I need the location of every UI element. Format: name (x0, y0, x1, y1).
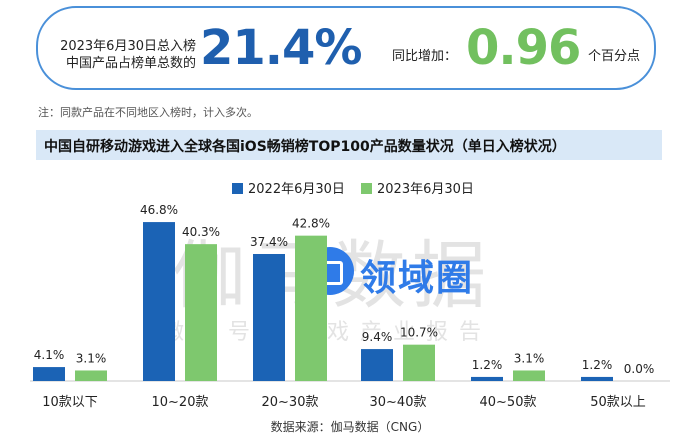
bar-2022-3 (361, 349, 393, 381)
category-label-2: 20~30款 (262, 395, 319, 410)
data-label-2022-2: 37.4% (250, 235, 288, 249)
legend-swatch-2022 (232, 183, 243, 194)
bar-2022-5 (581, 376, 613, 381)
bar-2022-0 (33, 367, 65, 381)
category-label-1: 10~20款 (152, 395, 209, 410)
china-share-value: 21.4% (200, 20, 363, 76)
chart-title: 中国自研移动游戏进入全球各国iOS畅销榜TOP100产品数量状况（单日入榜状况） (44, 139, 566, 155)
data-label-2023-5: 0.0% (624, 362, 655, 376)
chart-title-bar: 中国自研移动游戏进入全球各国iOS畅销榜TOP100产品数量状况（单日入榜状况） (36, 130, 662, 160)
bar-2023-3 (403, 344, 435, 381)
category-label-0: 10款以下 (42, 395, 98, 410)
legend-swatch-2023 (361, 183, 372, 194)
logo-text: 领域圈 (360, 258, 475, 299)
data-label-2022-0: 4.1% (34, 348, 65, 362)
footnote: 注：同款产品在不同地区入榜时，计入多次。 (38, 106, 258, 119)
category-label-4: 40~50款 (480, 395, 537, 410)
data-source: 数据来源：伽马数据（CNG） (270, 420, 430, 434)
bar-2022-4 (471, 376, 503, 381)
yoy-increase-value: 0.96 (466, 20, 581, 76)
data-label-2023-1: 40.3% (182, 225, 220, 239)
legend-item-2022: 2022年6月30日 (232, 178, 345, 197)
category-label-3: 30~40款 (370, 395, 427, 410)
data-label-2022-4: 1.2% (472, 358, 503, 372)
summary-label-line2: 中国产品占榜单总数的 (65, 56, 196, 71)
legend-label-2023: 2023年6月30日 (377, 182, 474, 197)
data-label-2023-0: 3.1% (76, 351, 107, 365)
summary-label-line1: 2023年6月30日总入榜 (60, 39, 196, 54)
yoy-increase-unit: 个百分点 (588, 49, 641, 64)
data-label-2023-3: 10.7% (400, 326, 438, 340)
yoy-increase-label: 同比增加： (392, 49, 458, 64)
bar-2023-4 (513, 370, 545, 381)
bar-2023-2 (295, 235, 327, 381)
legend-label-2022: 2022年6月30日 (248, 182, 345, 197)
bar-2022-2 (253, 253, 285, 381)
data-label-2023-2: 42.8% (292, 217, 330, 231)
category-label-5: 50款以上 (590, 395, 646, 410)
data-label-2022-1: 46.8% (140, 203, 178, 217)
bar-2023-1 (185, 244, 217, 381)
legend-item-2023: 2023年6月30日 (361, 178, 474, 197)
summary-box (36, 6, 656, 90)
data-label-2022-5: 1.2% (582, 358, 613, 372)
bar-2023-0 (75, 370, 107, 381)
data-label-2023-4: 3.1% (514, 351, 545, 365)
data-label-2022-3: 9.4% (362, 330, 393, 344)
bar-2022-1 (143, 222, 175, 381)
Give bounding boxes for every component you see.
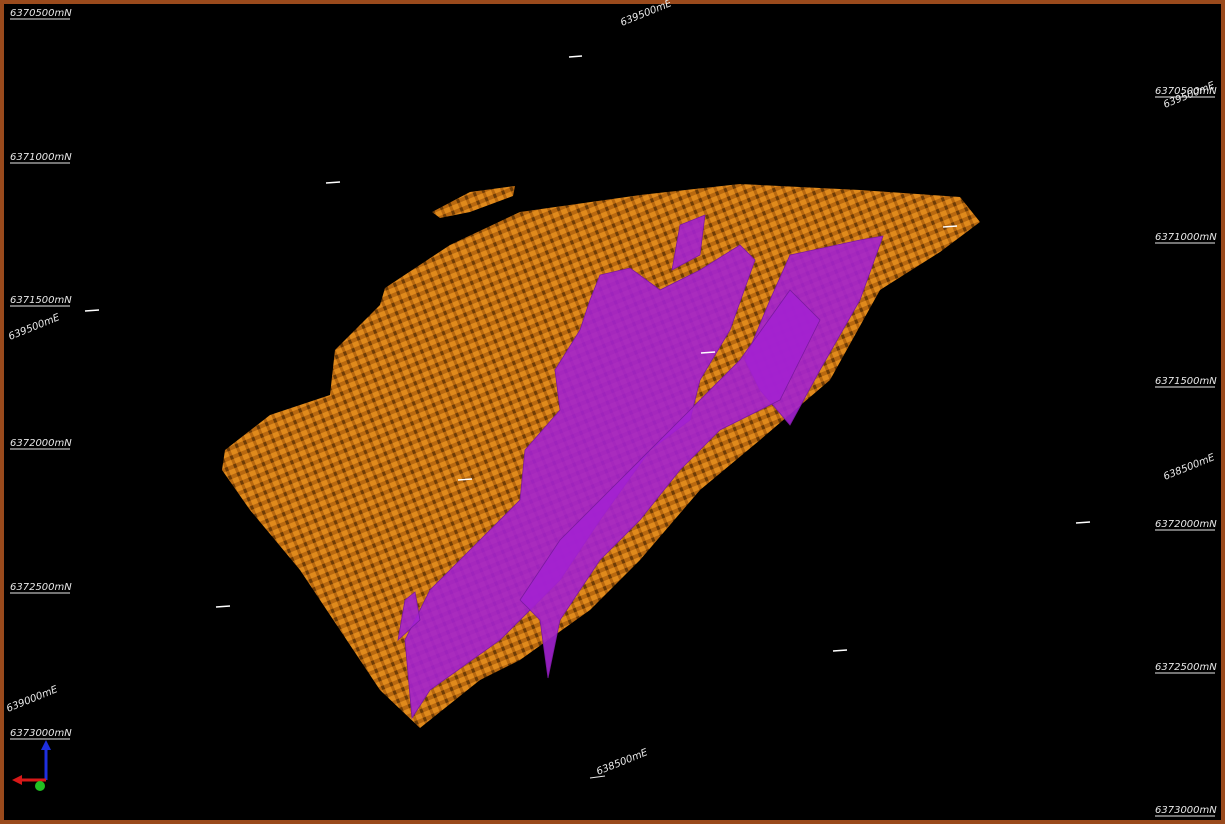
grid-label: 6372500mN	[1155, 662, 1217, 673]
marker	[1075, 521, 1091, 524]
markers	[84, 55, 1091, 652]
block-fragment	[432, 186, 515, 218]
ore-solid	[397, 591, 421, 642]
marker	[215, 605, 231, 608]
marker	[84, 309, 100, 312]
grid-label: 6372500mN	[10, 582, 72, 593]
ore-solid	[519, 289, 821, 679]
grid-label: 6370500mN	[1155, 86, 1217, 97]
grid-label: 6370500mN	[10, 8, 72, 19]
ore-solids	[397, 214, 884, 720]
axis-x-head	[12, 775, 22, 785]
label-underline	[589, 775, 606, 779]
grid-label: 6371500mN	[10, 295, 72, 306]
ore-solid	[671, 214, 706, 271]
grid-label: 6373000mN	[1155, 805, 1217, 816]
grid-label: 6373000mN	[10, 728, 72, 739]
marker	[457, 478, 473, 481]
marker	[325, 181, 341, 184]
axis-triad	[12, 740, 51, 791]
grid-label: 6371000mN	[1155, 232, 1217, 243]
marker	[568, 55, 583, 58]
ore-solid	[404, 244, 756, 720]
axis-y	[35, 781, 45, 791]
grid-label: 6372000mN	[1155, 519, 1217, 530]
grid-label: 6372000mN	[10, 438, 72, 449]
marker	[700, 351, 716, 354]
grid-label: 6371500mN	[1155, 376, 1217, 387]
marker	[832, 649, 848, 652]
axis-z-head	[41, 740, 51, 750]
grid-label: 6371000mN	[10, 152, 72, 163]
marker	[942, 225, 958, 228]
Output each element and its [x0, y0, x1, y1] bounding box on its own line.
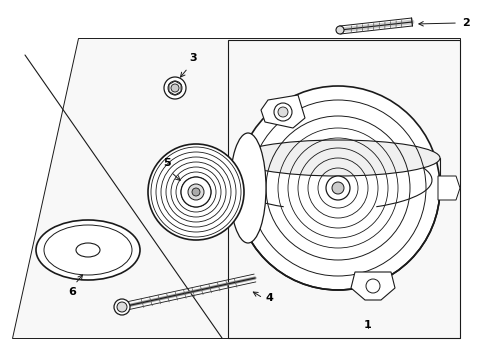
Text: 6: 6 — [68, 287, 76, 297]
Ellipse shape — [148, 144, 244, 240]
Text: 4: 4 — [265, 293, 273, 303]
Circle shape — [274, 103, 292, 121]
Circle shape — [366, 279, 380, 293]
Ellipse shape — [192, 188, 200, 196]
Ellipse shape — [188, 184, 204, 200]
Ellipse shape — [236, 140, 440, 176]
Circle shape — [336, 26, 344, 34]
Ellipse shape — [36, 220, 140, 280]
Ellipse shape — [236, 86, 440, 290]
Text: 3: 3 — [189, 53, 197, 63]
Ellipse shape — [332, 182, 344, 194]
Polygon shape — [438, 176, 460, 200]
Circle shape — [164, 77, 186, 99]
Circle shape — [114, 299, 130, 315]
Ellipse shape — [181, 177, 211, 207]
Polygon shape — [12, 38, 460, 338]
Polygon shape — [261, 95, 305, 128]
Polygon shape — [228, 40, 460, 338]
Polygon shape — [351, 272, 395, 300]
Text: 1: 1 — [364, 320, 372, 330]
Ellipse shape — [326, 176, 350, 200]
Ellipse shape — [230, 133, 266, 243]
Circle shape — [278, 107, 288, 117]
Text: 5: 5 — [163, 158, 171, 168]
Circle shape — [117, 302, 127, 312]
Circle shape — [171, 84, 179, 92]
Text: 2: 2 — [462, 18, 470, 28]
Ellipse shape — [76, 243, 100, 257]
Circle shape — [168, 81, 182, 95]
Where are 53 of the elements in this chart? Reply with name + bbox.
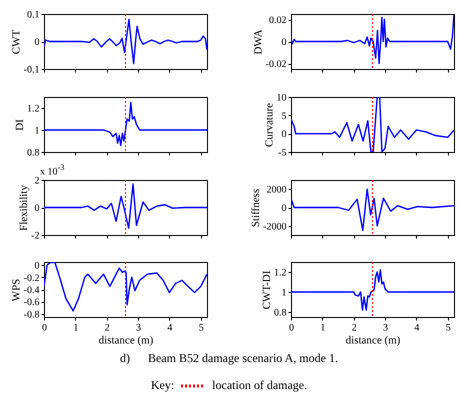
x-tick-label: 1 (73, 322, 78, 334)
y-tick-label: 1 (34, 126, 40, 136)
y-tick-label: 0 (282, 37, 286, 48)
y-axis-title: CWT-DI (261, 270, 273, 310)
y-tick-label: -2 (31, 230, 40, 242)
y-axis-title: DWA (252, 29, 265, 55)
x-axis-title: distance (m) (346, 334, 401, 346)
y-tick-label: 2000 (266, 184, 286, 196)
x-tick-label: 5 (446, 322, 451, 334)
y-tick-label: -0.8 (24, 309, 40, 320)
x-tick-label: 1 (320, 322, 326, 334)
x-tick-label: 4 (167, 322, 172, 334)
text: d) Beam B52 damage scenario A, mode 1. (119, 351, 339, 366)
y-tick-label: 0 (34, 260, 40, 272)
y-tick-label: -5 (278, 148, 286, 158)
y-tick-label: 0 (34, 37, 40, 48)
y-axis-title: Stiffness (250, 188, 262, 228)
x-tick-label: 2 (104, 322, 110, 334)
y-tick-label: -0.2 (24, 272, 40, 284)
x-tick-label: 4 (414, 322, 420, 334)
y-tick-label: 1.2 (274, 268, 286, 278)
text: x 10$^{-3}$ (40, 163, 64, 178)
y-axis-title: CWT (10, 30, 23, 54)
y-axis-title: Flexibility (18, 184, 30, 231)
y-axis-title: Curvature (264, 102, 276, 147)
y-axis-title: WPS (10, 278, 23, 302)
y-tick-label: 0.1 (27, 10, 40, 20)
x-tick-label: 2 (352, 322, 357, 334)
x-tick-label: 5 (198, 322, 204, 334)
x-tick-label: 0 (42, 322, 47, 334)
x-axis-title: distance (m) (98, 334, 154, 346)
y-tick-label: 0.8 (27, 148, 40, 158)
y-tick-label: -0.6 (24, 297, 40, 308)
y-tick-label: 10 (276, 92, 286, 104)
x-tick-label: 3 (136, 322, 142, 334)
y-tick-label: -2000 (263, 221, 286, 232)
y-tick-label: 0.8 (274, 308, 286, 318)
x-tick-label: 3 (383, 322, 388, 334)
y-tick-label: 0.02 (269, 15, 286, 26)
y-tick-label: 5 (282, 110, 286, 122)
y-axis-title: DI (14, 118, 26, 131)
x-tick-label: 0 (289, 322, 294, 334)
y-tick-label: 0 (34, 203, 40, 214)
y-tick-label: -0.4 (24, 285, 40, 296)
y-tick-label: 2 (34, 176, 40, 186)
text: Key: (150, 378, 174, 392)
y-tick-label: 1.2 (27, 104, 40, 114)
y-tick-label: 0 (282, 203, 286, 214)
y-tick-label: -0.1 (24, 64, 40, 76)
y-tick-label: 0 (282, 129, 286, 140)
legend-label: location of damage. (212, 378, 308, 392)
y-tick-label: 1 (282, 288, 286, 298)
y-tick-label: -0.02 (266, 59, 286, 70)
━━━━━━━━━━
Copy out the lines word for word, beginning with the line that contains "Text: 6: 6 — [68, 287, 76, 297]" and continuing through the line that contains "Ellipse shape — [188, 184, 204, 200]".

Text: 6: 6 — [68, 287, 76, 297]
Ellipse shape — [148, 144, 244, 240]
Text: 4: 4 — [265, 293, 273, 303]
Circle shape — [274, 103, 292, 121]
Circle shape — [366, 279, 380, 293]
Ellipse shape — [192, 188, 200, 196]
Ellipse shape — [188, 184, 204, 200]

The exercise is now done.